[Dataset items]
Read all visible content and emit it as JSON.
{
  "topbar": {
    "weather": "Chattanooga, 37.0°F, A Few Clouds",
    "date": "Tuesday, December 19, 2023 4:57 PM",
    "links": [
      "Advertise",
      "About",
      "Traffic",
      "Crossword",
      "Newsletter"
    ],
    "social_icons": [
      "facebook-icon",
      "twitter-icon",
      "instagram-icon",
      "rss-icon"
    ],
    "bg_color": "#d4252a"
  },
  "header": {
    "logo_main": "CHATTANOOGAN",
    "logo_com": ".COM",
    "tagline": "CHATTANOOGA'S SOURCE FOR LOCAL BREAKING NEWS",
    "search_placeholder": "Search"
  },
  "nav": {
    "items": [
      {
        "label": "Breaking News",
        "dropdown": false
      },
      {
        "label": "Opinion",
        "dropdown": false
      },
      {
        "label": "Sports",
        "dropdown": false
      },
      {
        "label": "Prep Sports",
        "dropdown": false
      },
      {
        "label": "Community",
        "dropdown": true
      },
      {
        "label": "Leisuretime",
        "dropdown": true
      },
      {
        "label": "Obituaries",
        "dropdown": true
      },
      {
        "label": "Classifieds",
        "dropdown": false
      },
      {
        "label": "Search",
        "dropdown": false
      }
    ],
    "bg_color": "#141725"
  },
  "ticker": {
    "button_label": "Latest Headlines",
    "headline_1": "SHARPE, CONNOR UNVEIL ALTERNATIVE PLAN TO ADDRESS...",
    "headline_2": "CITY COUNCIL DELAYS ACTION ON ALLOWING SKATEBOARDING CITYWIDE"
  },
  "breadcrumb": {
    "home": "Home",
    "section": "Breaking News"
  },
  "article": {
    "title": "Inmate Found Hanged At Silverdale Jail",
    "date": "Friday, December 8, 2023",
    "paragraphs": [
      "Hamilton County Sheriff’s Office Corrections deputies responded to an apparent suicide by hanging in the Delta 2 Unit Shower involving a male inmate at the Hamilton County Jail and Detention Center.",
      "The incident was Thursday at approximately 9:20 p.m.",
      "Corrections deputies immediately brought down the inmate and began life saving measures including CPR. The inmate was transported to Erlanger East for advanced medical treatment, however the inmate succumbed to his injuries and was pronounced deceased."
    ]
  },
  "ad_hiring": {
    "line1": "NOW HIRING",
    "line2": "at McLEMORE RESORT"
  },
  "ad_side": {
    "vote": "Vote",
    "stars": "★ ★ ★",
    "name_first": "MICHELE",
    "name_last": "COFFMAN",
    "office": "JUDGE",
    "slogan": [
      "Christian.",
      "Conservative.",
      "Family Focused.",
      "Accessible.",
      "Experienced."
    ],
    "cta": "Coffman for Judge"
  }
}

### AIM OF THE EXERCISE
Your task is to repeat each line of the material exactly.

### ANSWER TO THE EXERCISE
Read all visible content and emit it as JSON.
{
  "topbar": {
    "weather": "Chattanooga, 37.0°F, A Few Clouds",
    "date": "Tuesday, December 19, 2023 4:57 PM",
    "links": [
      "Advertise",
      "About",
      "Traffic",
      "Crossword",
      "Newsletter"
    ],
    "social_icons": [
      "facebook-icon",
      "twitter-icon",
      "instagram-icon",
      "rss-icon"
    ],
    "bg_color": "#d4252a"
  },
  "header": {
    "logo_main": "CHATTANOOGAN",
    "logo_com": ".COM",
    "tagline": "CHATTANOOGA'S SOURCE FOR LOCAL BREAKING NEWS",
    "search_placeholder": "Search"
  },
  "nav": {
    "items": [
      {
        "label": "Breaking News",
        "dropdown": false
      },
      {
        "label": "Opinion",
        "dropdown": false
      },
      {
        "label": "Sports",
        "dropdown": false
      },
      {
        "label": "Prep Sports",
        "dropdown": false
      },
      {
        "label": "Community",
        "dropdown": true
      },
      {
        "label": "Leisuretime",
        "dropdown": true
      },
      {
        "label": "Obituaries",
        "dropdown": true
      },
      {
        "label": "Classifieds",
        "dropdown": false
      },
      {
        "label": "Search",
        "dropdown": false
      }
    ],
    "bg_color": "#141725"
  },
  "ticker": {
    "button_label": "Latest Headlines",
    "headline_1": "SHARPE, CONNOR UNVEIL ALTERNATIVE PLAN TO ADDRESS...",
    "headline_2": "CITY COUNCIL DELAYS ACTION ON ALLOWING SKATEBOARDING CITYWIDE"
  },
  "breadcrumb": {
    "home": "Home",
    "section": "Breaking News"
  },
  "article": {
    "title": "Inmate Found Hanged At Silverdale Jail",
    "date": "Friday, December 8, 2023",
    "paragraphs": [
      "Hamilton County Sheriff’s Office Corrections deputies responded to an apparent suicide by hanging in the Delta 2 Unit Shower involving a male inmate at the Hamilton County Jail and Detention Center.",
      "The incident was Thursday at approximately 9:20 p.m.",
      "Corrections deputies immediately brought down the inmate and began life saving measures including CPR. The inmate was transported to Erlanger East for advanced medical treatment, however the inmate succumbed to his injuries and was pronounced deceased."
    ]
  },
  "ad_hiring": {
    "line1": "NOW HIRING",
    "line2": "at McLEMORE RESORT"
  },
  "ad_side": {
    "vote": "Vote",
    "stars": "★ ★ ★",
    "name_first": "MICHELE",
    "name_last": "COFFMAN",
    "office": "JUDGE",
    "slogan": [
      "Christian.",
      "Conservative.",
      "Family Focused.",
      "Accessible.",
      "Experienced."
    ],
    "cta": "Coffman for Judge"
  }
}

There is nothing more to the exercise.